• [PROBLEM TO SOLVE]
Write the records out again, keeping each line exactly as it is.

......

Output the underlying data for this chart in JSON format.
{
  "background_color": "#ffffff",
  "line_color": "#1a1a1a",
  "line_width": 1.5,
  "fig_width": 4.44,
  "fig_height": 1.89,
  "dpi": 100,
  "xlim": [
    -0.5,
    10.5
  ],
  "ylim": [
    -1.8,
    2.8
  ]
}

......

• [OUTPUT OF THE EXERCISE]
Output the underlying data for this chart in JSON format.
{
  "background_color": "#ffffff",
  "line_color": "#1a1a1a",
  "line_width": 1.5,
  "fig_width": 4.44,
  "fig_height": 1.89,
  "dpi": 100,
  "xlim": [
    -0.5,
    10.5
  ],
  "ylim": [
    -1.8,
    2.8
  ]
}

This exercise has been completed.